■ **TASK BRIEF**
Where does the string "Accession" appear in the records? Copy every line that contains it.

============

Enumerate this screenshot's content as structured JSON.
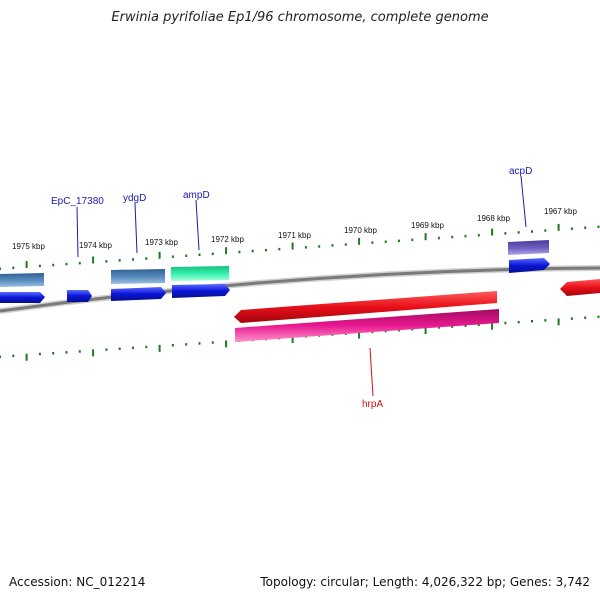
{
  "title": "Erwinia pyrifoliae Ep1/96 chromosome, complete genome",
  "footer": {
    "accession": "Accession: NC_012214",
    "summary": "Topology: circular; Length: 4,026,322 bp; Genes: 3,742"
  },
  "scale": {
    "labels": [
      "1975 kbp",
      "1974 kbp",
      "1973 kbp",
      "1972 kbp",
      "1971 kbp",
      "1970 kbp",
      "1969 kbp",
      "1968 kbp",
      "1967 kbp"
    ]
  },
  "gene_labels": {
    "epc": "EpC_17380",
    "ydgd": "ydgD",
    "ampd": "ampD",
    "acpd": "acpD",
    "hrpa": "hrpA"
  },
  "colors": {
    "forward_gene": "#0a14d8",
    "reverse_gene": "#e80f1a",
    "cds_steelblue": "#4f7fb0",
    "cds_green": "#22e8a0",
    "cds_purple": "#6a55b5",
    "cds_magenta": "#e0188a",
    "backbone": "#7a7a7a",
    "tick": "#1e7a1e",
    "label_blue": "#1a1ab0",
    "label_red": "#d01010"
  }
}
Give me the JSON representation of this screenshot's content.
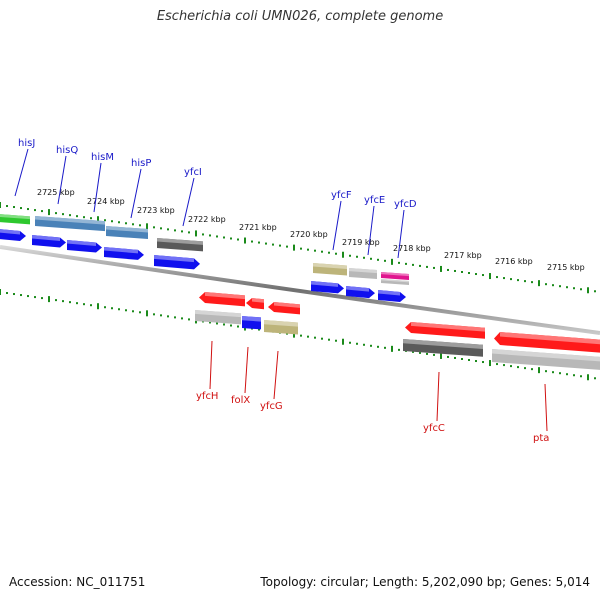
{
  "title": "Escherichia coli UMN026, complete genome",
  "footer": {
    "accession": "Accession: NC_011751",
    "topology": "Topology: circular; Length: 5,202,090 bp; Genes: 5,014"
  },
  "colors": {
    "axis": "#808080",
    "tick": "#1a8a1a",
    "forward_label": "#1a1ac8",
    "reverse_label": "#d01010",
    "gene_red": "#ff1a1a",
    "gene_blue": "#1010ee",
    "gene_steel": "#4a82b8",
    "gene_gray": "#5a5a5a",
    "gene_lightgray": "#b8b8b8",
    "gene_khaki": "#bdb47a",
    "gene_magenta": "#e0158e",
    "gene_green": "#2ec82e"
  },
  "kbp_labels": [
    "2725 kbp",
    "2724 kbp",
    "2723 kbp",
    "2722 kbp",
    "2721 kbp",
    "2720 kbp",
    "2719 kbp",
    "2718 kbp",
    "2717 kbp",
    "2716 kbp",
    "2715 kbp"
  ],
  "forward_genes": [
    "hisJ",
    "hisQ",
    "hisM",
    "hisP",
    "yfcI",
    "yfcF",
    "yfcE",
    "yfcD"
  ],
  "reverse_genes": [
    "yfcH",
    "folX",
    "yfcG",
    "yfcC",
    "pta"
  ]
}
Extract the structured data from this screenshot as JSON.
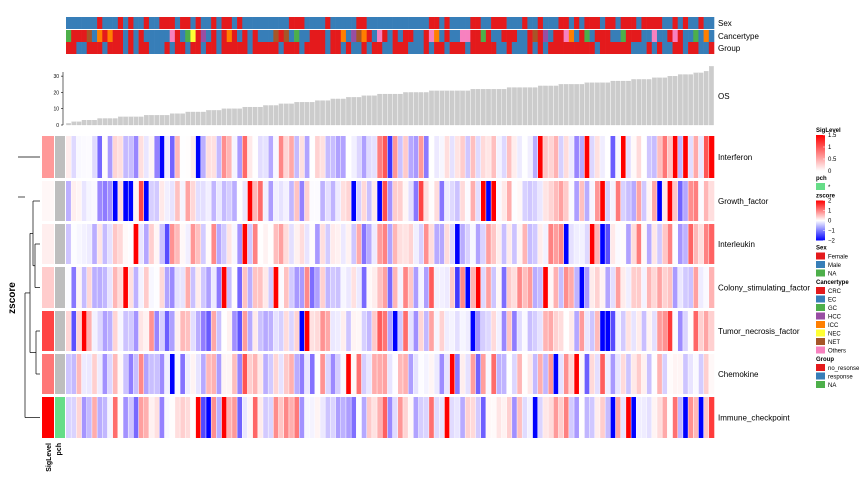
{
  "chart_data": {
    "type": "heatmap",
    "annotation_tracks": [
      "Sex",
      "Cancertype",
      "Group"
    ],
    "bar_track": {
      "label": "OS",
      "ticks": [
        0,
        10,
        20,
        30
      ],
      "ylim": [
        0,
        35
      ],
      "values": [
        1,
        2,
        2,
        3,
        3,
        3,
        4,
        4,
        4,
        4,
        5,
        5,
        5,
        5,
        5,
        6,
        6,
        6,
        6,
        6,
        7,
        7,
        7,
        8,
        8,
        8,
        8,
        9,
        9,
        9,
        10,
        10,
        10,
        10,
        11,
        11,
        11,
        11,
        12,
        12,
        12,
        13,
        13,
        13,
        14,
        14,
        14,
        14,
        15,
        15,
        15,
        16,
        16,
        16,
        17,
        17,
        17,
        18,
        18,
        18,
        19,
        19,
        19,
        19,
        19,
        20,
        20,
        20,
        20,
        20,
        21,
        21,
        21,
        21,
        21,
        21,
        21,
        21,
        22,
        22,
        22,
        22,
        22,
        22,
        22,
        23,
        23,
        23,
        23,
        23,
        23,
        24,
        24,
        24,
        24,
        25,
        25,
        25,
        25,
        25,
        26,
        26,
        26,
        26,
        26,
        27,
        27,
        27,
        27,
        28,
        28,
        28,
        28,
        29,
        29,
        29,
        30,
        30,
        31,
        31,
        31,
        32,
        32,
        33,
        36
      ]
    },
    "rows": [
      "Interferon",
      "Growth_factor",
      "Interleukin",
      "Colony_stimulating_factor",
      "Tumor_necrosis_factor",
      "Chemokine",
      "Immune_checkpoint"
    ],
    "row_title": "zscore",
    "left_annotations": [
      "SigLevel",
      "pch"
    ],
    "siglevel_values": [
      0.6,
      0.05,
      0.1,
      0.3,
      1.1,
      0.8,
      1.55
    ],
    "pch_values": [
      "",
      "",
      "",
      "",
      "",
      "",
      "*"
    ],
    "n_columns": 125,
    "legends": [
      {
        "title": "SigLevel",
        "type": "continuous",
        "labels": [
          "1.5",
          "1",
          "0.5",
          "0"
        ],
        "colors": [
          "#ff0000",
          "#ffffff"
        ]
      },
      {
        "title": "pch",
        "type": "discrete",
        "items": [
          {
            "label": "*",
            "color": "#66dd88"
          }
        ]
      },
      {
        "title": "zscore",
        "type": "continuous",
        "labels": [
          "2",
          "1",
          "0",
          "−1",
          "−2"
        ],
        "colors": [
          "#ff0000",
          "#ffffff",
          "#0000ff"
        ]
      },
      {
        "title": "Sex",
        "type": "discrete",
        "items": [
          {
            "label": "Female",
            "color": "#e41a1c"
          },
          {
            "label": "Male",
            "color": "#377eb8"
          },
          {
            "label": "NA",
            "color": "#4daf4a"
          }
        ]
      },
      {
        "title": "Cancertype",
        "type": "discrete",
        "items": [
          {
            "label": "CRC",
            "color": "#e41a1c"
          },
          {
            "label": "EC",
            "color": "#377eb8"
          },
          {
            "label": "GC",
            "color": "#4daf4a"
          },
          {
            "label": "HCC",
            "color": "#984ea3"
          },
          {
            "label": "ICC",
            "color": "#ff7f00"
          },
          {
            "label": "NEC",
            "color": "#ffff33"
          },
          {
            "label": "NET",
            "color": "#a65628"
          },
          {
            "label": "Others",
            "color": "#f781bf"
          }
        ]
      },
      {
        "title": "Group",
        "type": "discrete",
        "items": [
          {
            "label": "no_resonse",
            "color": "#e41a1c"
          },
          {
            "label": "response",
            "color": "#377eb8"
          },
          {
            "label": "NA",
            "color": "#4daf4a"
          }
        ]
      }
    ],
    "colors": {
      "bar": "#cccccc",
      "bar_border": "#bdbdbd",
      "heat_high": "#ff0000",
      "heat_mid": "#ffffff",
      "heat_low": "#0000ff",
      "pch_star": "#66dd88",
      "pch_none": "#bebebe"
    }
  }
}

============

■ **EXERCISE OUTPUT**
    "accession": "Accession: NC_012214",
    "accession": "Accession: NC_011751",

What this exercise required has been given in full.